India screws up in imposing lockdown: Abhijit Banerjee
The Nobel laureate said India imposed stay-at-home restrictions on 25 March, within a very short time without considering the migrant crisis as there was no database about migrant workers
Nobel laureate Abhijit Banerjee said India screwed up in imposing lockdown restrictions too early and withdrew it within a short period of time, resulting in an unpleasant outcome.
The economist said India imposed stay-at-home restrictions on 25 March, within a very short time without considering the migrant crisis as there was no database about migrant workers, reports livemint on Saturday.
Successive governments did not give priority to generating high quality data, which he said, led to absence of a culture of scientifically informed decision making. The consequence of lack of such a culture was evident during the pandemic, he said.
"The lockdown was probably too early. We did it too quickly. If we knew that the lockdown will last only for a short period of time, we might have wanted it when the disease already reached a lot of people. Then it will slow the spread of the disease down when we needed it to slow down. We did instead move very early and then opened up very early because we cannot keep people locked down for a very long time. That created worse outcomes than would otherwise have been," said Banerjee.

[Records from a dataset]

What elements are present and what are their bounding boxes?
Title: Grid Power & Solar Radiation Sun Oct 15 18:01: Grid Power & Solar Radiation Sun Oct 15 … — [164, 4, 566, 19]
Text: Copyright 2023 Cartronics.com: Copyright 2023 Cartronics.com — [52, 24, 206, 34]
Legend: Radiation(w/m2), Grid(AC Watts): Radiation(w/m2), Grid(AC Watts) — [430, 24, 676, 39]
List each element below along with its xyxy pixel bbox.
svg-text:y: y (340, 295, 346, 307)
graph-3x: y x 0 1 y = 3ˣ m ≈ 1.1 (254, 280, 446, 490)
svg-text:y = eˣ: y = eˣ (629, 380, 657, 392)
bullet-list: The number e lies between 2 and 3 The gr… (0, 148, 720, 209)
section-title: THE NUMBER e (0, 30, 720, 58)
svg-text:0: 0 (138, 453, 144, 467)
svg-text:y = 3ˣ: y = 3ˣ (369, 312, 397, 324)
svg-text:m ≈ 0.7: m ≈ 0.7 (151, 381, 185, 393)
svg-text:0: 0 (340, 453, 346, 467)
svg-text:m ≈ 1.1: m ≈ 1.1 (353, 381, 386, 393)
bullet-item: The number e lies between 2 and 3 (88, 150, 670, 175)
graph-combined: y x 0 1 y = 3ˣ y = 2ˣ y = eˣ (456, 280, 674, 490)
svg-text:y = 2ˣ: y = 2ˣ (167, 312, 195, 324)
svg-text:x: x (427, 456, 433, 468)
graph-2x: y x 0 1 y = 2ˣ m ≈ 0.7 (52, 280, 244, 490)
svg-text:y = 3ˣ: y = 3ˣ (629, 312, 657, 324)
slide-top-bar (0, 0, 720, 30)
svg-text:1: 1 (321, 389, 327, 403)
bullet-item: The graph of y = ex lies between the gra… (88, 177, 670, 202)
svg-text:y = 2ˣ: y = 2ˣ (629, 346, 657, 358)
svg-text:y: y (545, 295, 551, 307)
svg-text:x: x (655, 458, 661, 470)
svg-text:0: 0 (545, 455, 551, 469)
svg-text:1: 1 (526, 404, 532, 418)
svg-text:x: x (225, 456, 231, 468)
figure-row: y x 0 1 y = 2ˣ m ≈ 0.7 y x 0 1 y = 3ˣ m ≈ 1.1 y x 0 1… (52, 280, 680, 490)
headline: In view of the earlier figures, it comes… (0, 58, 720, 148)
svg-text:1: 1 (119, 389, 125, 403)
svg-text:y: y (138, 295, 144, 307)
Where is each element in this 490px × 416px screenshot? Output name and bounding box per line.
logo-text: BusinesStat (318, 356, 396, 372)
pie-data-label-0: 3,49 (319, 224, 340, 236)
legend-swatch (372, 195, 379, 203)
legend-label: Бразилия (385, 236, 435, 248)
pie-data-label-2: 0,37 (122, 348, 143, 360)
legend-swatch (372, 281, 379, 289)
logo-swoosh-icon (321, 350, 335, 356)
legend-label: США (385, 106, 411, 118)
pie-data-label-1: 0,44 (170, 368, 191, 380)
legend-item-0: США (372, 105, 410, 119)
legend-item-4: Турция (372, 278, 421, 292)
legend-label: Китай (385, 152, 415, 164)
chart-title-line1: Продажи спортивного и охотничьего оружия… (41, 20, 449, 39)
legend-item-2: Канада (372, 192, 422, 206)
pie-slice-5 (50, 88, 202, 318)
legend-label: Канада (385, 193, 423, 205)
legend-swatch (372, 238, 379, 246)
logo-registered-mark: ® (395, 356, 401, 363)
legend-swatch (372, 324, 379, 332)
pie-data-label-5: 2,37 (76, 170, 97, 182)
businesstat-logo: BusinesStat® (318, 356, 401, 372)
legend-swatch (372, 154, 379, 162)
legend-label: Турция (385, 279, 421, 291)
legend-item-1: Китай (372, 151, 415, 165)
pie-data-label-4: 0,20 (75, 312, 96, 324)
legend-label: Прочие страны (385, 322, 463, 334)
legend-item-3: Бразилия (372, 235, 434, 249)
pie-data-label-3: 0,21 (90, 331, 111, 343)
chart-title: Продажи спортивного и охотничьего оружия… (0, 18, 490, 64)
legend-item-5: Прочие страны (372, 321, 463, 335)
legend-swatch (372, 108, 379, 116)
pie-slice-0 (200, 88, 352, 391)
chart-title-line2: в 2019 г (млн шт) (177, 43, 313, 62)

Brief 1 —
Rewrite everything in the article on Abhijit Banerjee's lockdown remarks from "India screws up" down to "livemint on Saturday.", putting "internal migrants" in place of "migrant workers".
Brief 2 —
Write the next part of the article on Abhijit Banerjee's lockdown remarks, picking up after its last sentence.

Reply 1 —
India screws up in imposing lockdown: Abhijit Banerjee
The Nobel laureate said India imposed stay-at-home restrictions on 25 March, within a very short time without considering the migrant crisis as there was no database about internal migrants
Nobel laureate Abhijit Banerjee said India screwed up in imposing lockdown restrictions too early and withdrew it within a short period of time, resulting in an unpleasant outcome.
The economist said India imposed stay-at-home restrictions on 25 March, within a very short time without considering the migrant crisis as there was no database about internal migrants, reports livemint on Saturday.

Reply 2 —
He also said successive governments did not prioritise the task of generating high quality data as they have been suspicious of losing control over data. He was speaking at a webinar organised by 'The/Nudge', a not for profit organisation working on sustainable poverty alleviation.
"The problem was migrants had no place to live. They always lived in the construction site. When the site is closed, they had no place to live. That kind of thing needs to be documented," Banerjee said.
"We are in a place where very little hard information about India is coming out," he said, referring to former chief economic advisor in the finance ministry Arvind Subramanian's observation in June that there was a significant overestimation of India's economic growth for the period from 2011-12 to 2016-17 because of methodology changes.